◆ **WORK TO COMPLETE**:
A - From the forum post about the failed amplifier channel, extract everything from "After taking a" down to "wire is good).", copying it word for word.
B - Extend the forum post about the failed amplifier channel, picking up after its final sentence.

◆ **EXCERPT**:
--- begin ---

# 1 Channel of 4 Channel Amp Failed



## TEKWRX (May 30, 2017)

After taking a long break from car audio, I slowly started to get back into it after I replaced the surround on my JL 10W6v2 that hasn't worked for many years. Once I got that up and running, I replaced my door speakers with Focal 6A1's and got a new head unit to run active (Pioneer FH-X730BS). I re-checked my wiring and ran new speaker wire for the tweeters to allow active mode, and all seemed good. I have been trying to get the tuning done over the last few days. Anyway, today I notice I have no sound output out of the left door 6.5". I check everything. Swapped RCA cables, swapped drivers, checked to see I have continuity back at the amp (reads 4ohm at the amp, so I know the speaker wire is good). 

The only thing it has to be is that the rear left channel failed on the amp, right? How can I check? What would cause something like that? The rear right channel is working fine. The amp in question is a Polk Carbon MOMO C400.4. I'd like to get it back up and running because I have the matching Polk C500.1 for the sub. I'd hate to have to look for a new setup just as I was getting back into the hobby, especially because I'm out of work right now and don't have much money for new gear unless I can sell a few things first.

--- end ---

Collected data entries:
--- begin ---

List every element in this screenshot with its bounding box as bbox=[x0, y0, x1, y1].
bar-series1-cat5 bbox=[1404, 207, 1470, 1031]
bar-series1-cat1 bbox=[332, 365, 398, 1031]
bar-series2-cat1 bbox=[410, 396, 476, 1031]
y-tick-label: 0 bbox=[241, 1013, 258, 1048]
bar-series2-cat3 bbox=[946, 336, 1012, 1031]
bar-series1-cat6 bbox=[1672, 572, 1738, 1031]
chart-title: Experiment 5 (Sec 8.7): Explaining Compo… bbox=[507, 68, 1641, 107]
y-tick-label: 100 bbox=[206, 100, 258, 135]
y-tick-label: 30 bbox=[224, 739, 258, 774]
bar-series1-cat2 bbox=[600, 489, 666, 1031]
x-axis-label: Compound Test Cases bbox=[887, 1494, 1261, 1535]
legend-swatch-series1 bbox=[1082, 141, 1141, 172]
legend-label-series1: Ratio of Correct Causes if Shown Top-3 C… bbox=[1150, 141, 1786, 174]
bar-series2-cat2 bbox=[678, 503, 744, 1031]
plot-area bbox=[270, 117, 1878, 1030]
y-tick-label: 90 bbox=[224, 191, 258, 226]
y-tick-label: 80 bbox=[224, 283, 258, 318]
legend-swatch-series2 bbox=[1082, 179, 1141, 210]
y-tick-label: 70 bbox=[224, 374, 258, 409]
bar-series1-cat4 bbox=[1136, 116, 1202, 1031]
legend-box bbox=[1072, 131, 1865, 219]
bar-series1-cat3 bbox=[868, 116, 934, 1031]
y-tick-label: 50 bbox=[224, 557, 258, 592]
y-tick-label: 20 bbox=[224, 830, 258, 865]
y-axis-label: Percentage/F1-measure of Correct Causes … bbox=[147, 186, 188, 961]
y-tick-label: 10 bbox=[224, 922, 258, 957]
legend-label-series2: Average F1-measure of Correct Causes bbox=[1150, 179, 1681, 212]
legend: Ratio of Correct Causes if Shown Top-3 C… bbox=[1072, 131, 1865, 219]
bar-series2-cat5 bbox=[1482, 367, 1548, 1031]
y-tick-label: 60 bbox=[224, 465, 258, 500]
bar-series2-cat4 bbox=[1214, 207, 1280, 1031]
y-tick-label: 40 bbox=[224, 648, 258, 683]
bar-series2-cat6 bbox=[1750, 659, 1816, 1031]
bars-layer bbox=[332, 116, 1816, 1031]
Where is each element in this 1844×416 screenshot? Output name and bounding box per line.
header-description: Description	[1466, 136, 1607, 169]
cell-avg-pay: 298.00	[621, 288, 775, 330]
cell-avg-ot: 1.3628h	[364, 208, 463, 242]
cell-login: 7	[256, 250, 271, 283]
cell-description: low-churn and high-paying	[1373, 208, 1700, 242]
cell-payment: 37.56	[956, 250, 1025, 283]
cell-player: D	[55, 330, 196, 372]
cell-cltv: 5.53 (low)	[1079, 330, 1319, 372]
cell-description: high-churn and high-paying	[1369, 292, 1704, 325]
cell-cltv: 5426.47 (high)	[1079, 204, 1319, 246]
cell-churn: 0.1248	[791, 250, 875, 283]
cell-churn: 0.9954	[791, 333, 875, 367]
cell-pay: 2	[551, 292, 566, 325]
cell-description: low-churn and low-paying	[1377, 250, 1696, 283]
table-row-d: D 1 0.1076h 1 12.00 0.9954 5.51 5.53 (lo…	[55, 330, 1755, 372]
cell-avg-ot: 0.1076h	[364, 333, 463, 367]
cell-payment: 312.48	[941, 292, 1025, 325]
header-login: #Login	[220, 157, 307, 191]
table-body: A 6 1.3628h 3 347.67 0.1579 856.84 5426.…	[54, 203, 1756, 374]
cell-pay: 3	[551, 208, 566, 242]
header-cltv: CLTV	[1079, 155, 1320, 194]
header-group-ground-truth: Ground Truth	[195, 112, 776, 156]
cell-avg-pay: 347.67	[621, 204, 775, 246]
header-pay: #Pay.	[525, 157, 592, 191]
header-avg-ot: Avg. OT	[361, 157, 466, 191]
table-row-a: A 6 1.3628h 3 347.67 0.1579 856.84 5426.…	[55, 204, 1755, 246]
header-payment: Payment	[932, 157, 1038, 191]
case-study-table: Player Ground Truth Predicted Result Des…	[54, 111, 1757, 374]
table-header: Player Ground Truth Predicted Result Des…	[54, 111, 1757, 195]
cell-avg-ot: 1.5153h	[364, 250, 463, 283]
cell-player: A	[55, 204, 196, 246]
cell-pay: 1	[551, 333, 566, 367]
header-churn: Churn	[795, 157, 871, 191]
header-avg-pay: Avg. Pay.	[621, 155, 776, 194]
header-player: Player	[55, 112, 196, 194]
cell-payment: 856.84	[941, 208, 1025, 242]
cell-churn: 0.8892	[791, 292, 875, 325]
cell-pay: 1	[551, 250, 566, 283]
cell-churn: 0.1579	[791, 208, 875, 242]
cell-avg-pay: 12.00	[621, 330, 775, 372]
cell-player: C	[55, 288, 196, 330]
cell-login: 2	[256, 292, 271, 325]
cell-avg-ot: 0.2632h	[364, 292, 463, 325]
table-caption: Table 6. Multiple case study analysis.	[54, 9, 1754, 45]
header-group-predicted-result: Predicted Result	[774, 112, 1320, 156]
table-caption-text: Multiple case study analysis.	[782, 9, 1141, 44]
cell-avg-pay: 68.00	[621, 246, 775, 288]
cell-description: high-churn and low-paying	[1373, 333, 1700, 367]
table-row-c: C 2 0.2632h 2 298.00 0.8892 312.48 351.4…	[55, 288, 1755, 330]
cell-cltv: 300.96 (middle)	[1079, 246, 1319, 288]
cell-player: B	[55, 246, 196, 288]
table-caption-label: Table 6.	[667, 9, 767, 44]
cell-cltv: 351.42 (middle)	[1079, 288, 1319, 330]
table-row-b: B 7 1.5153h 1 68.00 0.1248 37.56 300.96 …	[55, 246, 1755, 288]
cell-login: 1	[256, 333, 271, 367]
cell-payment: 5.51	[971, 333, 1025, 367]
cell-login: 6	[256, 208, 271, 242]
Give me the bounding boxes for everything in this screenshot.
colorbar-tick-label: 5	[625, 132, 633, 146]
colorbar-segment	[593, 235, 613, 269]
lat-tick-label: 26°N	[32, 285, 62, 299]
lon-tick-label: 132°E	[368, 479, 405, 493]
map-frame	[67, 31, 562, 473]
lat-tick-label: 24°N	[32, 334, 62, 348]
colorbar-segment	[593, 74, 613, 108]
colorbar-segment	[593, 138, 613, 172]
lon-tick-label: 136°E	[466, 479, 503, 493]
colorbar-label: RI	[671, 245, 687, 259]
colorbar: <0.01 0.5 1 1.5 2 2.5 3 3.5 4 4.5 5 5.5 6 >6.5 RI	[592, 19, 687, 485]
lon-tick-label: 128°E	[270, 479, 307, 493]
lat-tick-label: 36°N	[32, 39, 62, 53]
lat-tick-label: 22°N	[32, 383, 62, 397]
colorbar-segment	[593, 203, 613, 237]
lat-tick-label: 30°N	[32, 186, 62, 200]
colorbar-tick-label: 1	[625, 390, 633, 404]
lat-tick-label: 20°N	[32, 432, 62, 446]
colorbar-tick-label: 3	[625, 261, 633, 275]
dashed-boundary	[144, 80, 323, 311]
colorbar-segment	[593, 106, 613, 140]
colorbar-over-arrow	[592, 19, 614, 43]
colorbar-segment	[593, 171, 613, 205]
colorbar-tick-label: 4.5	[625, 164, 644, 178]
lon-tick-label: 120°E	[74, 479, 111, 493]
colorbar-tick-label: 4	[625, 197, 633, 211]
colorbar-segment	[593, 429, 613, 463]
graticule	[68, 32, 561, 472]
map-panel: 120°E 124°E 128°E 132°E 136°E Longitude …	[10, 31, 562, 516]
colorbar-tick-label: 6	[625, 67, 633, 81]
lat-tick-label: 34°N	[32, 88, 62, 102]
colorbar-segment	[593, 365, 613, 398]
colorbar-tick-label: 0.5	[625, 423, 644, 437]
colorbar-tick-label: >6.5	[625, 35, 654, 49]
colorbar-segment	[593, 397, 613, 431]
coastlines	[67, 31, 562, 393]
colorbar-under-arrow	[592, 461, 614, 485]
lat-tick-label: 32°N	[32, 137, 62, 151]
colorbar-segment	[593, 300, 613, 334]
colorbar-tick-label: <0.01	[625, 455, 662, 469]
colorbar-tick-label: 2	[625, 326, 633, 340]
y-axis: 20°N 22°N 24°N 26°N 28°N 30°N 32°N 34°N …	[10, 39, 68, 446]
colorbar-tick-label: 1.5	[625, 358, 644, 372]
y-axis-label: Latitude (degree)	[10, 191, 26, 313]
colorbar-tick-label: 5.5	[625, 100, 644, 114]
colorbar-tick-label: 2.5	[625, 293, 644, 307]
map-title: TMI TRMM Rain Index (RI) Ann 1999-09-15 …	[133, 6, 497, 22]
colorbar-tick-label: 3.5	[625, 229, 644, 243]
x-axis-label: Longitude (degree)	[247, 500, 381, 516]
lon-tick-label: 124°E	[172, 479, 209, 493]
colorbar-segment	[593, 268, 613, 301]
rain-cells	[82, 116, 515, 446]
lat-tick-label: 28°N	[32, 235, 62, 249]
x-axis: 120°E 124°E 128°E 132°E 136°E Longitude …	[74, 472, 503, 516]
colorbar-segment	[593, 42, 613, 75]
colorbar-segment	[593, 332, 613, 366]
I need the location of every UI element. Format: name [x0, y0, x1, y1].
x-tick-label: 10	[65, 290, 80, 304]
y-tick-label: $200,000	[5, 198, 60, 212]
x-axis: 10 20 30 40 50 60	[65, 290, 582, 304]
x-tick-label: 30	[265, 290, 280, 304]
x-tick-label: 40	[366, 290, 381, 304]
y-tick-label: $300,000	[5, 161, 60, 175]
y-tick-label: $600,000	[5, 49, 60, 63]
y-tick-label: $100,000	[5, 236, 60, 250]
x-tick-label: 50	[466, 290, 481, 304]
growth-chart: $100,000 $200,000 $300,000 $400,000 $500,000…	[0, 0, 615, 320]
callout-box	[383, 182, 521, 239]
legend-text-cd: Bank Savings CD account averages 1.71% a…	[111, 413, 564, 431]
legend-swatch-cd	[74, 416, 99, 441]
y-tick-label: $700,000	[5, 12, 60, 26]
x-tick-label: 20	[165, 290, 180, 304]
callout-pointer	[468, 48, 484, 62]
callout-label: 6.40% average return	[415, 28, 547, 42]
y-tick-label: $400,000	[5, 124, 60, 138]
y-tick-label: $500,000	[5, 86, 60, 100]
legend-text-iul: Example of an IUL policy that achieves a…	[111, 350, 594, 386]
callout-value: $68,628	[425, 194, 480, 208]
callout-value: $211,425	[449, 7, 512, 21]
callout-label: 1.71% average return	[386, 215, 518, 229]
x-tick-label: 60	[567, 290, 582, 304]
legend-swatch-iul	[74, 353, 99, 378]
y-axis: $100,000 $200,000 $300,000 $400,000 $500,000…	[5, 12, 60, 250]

--- end ---

◆ **FINAL ANSWERS**:
A -
After taking a long break from car audio, I slowly started to get back into it after I replaced the surround on my JL 10W6v2 that hasn't worked for many years. Once I got that up and running, I replaced my door speakers with Focal 6A1's and got a new head unit to run active (Pioneer FH-X730BS). I re-checked my wiring and ran new speaker wire for the tweeters to allow active mode, and all seemed good. I have been trying to get the tuning done over the last few days. Anyway, today I notice I have no sound output out of the left door 6.5". I check everything. Swapped RCA cables, swapped drivers, checked to see I have continuity back at the amp (reads 4ohm at the amp, so I know the speaker wire is good).

B -
If I do have to get a new setup, what are some decent amps to look for these days? Is it better to look for a 5 channel? Or I guess I can look for a 4 channel and run the Polk mono amp for now until I can save up and get a matching mono amp for the new 4 channel (I'm a bit OCD about gear matching LOL)

TLDR: What would cause 1 channel to go out while the other 3 are fine? What can I look for to troubleshoot if i open the amp up Thanks?


----------



## miniSQ (Aug 4, 2009)

swap the speaker wire leads...i the right channel is playing music and the left is not. Hook the left speaker wire to the right amp and see what happens.

If nothing changes..then flip the RCA's and see what happens.


----------



## TEKWRX (May 30, 2017)

miniSQ said:


> easiest way to check a channel on an amp is to flip the RCA L&R...if the "same speaker" is not playing when you flip the rca's it is not the amp.



Yeah, I guess I wasn't clear in my above rambling. I did check all the wiring, both RCA and speaker wires. When I swap the speaker wires at the amp, the left speaker started working and the right went out. So that means it's a bad channel in the amp, right?


----------



## miniSQ (Aug 4, 2009)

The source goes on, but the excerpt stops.